TASK PROMPT: From the entries below, say how many lines carry the word "comments", and give nothing but the number.

Dataset rows:
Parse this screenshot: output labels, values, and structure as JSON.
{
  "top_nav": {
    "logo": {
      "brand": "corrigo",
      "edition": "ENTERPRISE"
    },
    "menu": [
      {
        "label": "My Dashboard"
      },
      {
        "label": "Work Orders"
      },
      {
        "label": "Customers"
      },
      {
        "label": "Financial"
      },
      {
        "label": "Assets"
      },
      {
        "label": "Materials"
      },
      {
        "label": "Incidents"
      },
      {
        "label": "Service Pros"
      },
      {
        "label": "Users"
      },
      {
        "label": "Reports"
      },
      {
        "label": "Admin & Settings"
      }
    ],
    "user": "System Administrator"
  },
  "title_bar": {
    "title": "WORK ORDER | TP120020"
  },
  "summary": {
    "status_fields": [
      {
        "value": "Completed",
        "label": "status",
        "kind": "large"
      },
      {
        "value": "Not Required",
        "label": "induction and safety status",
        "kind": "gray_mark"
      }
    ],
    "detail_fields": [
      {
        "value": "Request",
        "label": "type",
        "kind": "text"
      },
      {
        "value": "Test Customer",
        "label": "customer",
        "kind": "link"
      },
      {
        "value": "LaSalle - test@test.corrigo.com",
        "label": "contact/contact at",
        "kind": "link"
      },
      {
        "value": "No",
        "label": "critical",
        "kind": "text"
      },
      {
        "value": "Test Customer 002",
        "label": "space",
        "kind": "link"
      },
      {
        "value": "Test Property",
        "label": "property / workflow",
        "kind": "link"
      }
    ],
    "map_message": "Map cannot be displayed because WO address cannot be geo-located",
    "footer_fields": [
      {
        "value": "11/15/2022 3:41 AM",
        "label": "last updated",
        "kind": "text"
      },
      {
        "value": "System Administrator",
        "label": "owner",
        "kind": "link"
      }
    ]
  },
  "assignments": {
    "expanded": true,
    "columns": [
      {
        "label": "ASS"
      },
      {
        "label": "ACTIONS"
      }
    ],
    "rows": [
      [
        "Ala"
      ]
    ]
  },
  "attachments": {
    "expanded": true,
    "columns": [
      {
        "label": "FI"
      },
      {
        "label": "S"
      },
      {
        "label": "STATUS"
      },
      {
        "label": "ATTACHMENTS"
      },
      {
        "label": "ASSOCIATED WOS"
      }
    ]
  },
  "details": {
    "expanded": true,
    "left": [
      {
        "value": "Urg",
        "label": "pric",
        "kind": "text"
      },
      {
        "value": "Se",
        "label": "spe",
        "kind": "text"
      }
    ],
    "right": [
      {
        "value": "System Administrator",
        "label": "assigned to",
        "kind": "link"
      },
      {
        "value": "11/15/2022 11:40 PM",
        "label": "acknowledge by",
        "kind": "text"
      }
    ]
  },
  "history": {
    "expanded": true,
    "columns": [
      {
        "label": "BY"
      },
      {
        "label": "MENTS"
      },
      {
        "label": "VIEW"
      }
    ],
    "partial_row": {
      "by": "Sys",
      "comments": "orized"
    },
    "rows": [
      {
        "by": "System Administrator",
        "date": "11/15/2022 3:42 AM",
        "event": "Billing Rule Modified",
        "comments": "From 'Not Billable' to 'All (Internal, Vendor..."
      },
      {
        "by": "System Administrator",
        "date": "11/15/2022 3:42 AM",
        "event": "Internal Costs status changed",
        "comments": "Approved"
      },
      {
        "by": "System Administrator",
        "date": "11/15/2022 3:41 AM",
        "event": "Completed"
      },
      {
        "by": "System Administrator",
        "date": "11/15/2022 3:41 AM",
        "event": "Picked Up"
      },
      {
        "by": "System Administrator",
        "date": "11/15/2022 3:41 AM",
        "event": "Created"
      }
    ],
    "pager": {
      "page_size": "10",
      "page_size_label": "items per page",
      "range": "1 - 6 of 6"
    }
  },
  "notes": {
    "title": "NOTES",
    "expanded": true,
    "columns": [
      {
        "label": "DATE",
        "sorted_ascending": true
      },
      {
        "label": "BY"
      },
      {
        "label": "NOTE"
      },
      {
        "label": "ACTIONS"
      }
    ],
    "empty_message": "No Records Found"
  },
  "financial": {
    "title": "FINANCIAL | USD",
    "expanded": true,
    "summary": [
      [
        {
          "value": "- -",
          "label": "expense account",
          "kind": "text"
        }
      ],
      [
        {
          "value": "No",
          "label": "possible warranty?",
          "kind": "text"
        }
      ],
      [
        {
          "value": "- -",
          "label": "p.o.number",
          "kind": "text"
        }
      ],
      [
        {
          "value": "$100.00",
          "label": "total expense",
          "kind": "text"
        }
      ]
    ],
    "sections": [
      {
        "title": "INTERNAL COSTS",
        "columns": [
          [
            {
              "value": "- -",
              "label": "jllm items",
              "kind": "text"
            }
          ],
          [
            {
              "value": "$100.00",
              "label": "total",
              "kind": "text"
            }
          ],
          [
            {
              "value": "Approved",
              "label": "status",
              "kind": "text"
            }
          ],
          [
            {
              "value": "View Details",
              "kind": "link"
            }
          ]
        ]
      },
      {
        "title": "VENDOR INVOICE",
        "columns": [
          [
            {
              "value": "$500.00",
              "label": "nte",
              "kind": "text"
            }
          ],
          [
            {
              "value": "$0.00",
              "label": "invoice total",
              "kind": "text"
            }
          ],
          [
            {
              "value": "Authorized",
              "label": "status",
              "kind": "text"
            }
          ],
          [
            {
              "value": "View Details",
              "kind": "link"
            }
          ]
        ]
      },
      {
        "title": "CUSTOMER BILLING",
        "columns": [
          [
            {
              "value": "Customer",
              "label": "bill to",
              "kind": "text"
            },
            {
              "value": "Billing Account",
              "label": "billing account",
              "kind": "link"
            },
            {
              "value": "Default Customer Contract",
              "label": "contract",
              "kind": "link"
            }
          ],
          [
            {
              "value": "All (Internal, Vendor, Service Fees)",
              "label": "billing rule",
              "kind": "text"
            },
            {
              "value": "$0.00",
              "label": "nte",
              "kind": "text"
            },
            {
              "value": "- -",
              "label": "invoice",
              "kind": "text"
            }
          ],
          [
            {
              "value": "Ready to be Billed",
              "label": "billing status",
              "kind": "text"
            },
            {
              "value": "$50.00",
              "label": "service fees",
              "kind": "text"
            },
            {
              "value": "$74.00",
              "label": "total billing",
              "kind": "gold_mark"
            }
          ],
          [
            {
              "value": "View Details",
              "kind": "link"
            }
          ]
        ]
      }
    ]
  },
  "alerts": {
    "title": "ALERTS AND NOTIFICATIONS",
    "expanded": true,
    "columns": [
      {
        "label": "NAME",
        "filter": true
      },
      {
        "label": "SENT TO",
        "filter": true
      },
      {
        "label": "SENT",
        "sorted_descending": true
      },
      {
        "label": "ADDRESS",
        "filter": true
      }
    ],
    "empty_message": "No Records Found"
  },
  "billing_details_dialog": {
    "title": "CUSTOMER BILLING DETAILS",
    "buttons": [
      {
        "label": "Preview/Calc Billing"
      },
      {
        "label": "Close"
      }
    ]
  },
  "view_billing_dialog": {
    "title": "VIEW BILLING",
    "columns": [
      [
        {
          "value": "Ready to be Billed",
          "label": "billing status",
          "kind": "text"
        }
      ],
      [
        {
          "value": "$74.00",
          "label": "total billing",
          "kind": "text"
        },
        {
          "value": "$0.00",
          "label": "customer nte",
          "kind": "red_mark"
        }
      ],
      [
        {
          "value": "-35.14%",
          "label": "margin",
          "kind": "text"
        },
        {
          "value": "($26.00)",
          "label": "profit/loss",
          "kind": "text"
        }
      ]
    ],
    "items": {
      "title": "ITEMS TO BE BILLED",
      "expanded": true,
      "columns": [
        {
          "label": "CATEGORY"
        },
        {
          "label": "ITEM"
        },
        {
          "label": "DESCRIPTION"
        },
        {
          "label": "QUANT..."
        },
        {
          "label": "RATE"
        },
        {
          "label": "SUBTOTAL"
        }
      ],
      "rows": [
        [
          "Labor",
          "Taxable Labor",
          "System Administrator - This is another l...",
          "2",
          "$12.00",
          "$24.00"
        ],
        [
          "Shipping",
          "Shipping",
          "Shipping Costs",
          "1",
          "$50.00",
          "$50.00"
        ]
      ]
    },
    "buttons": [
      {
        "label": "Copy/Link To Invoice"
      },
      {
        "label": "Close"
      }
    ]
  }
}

RESPONSE: 3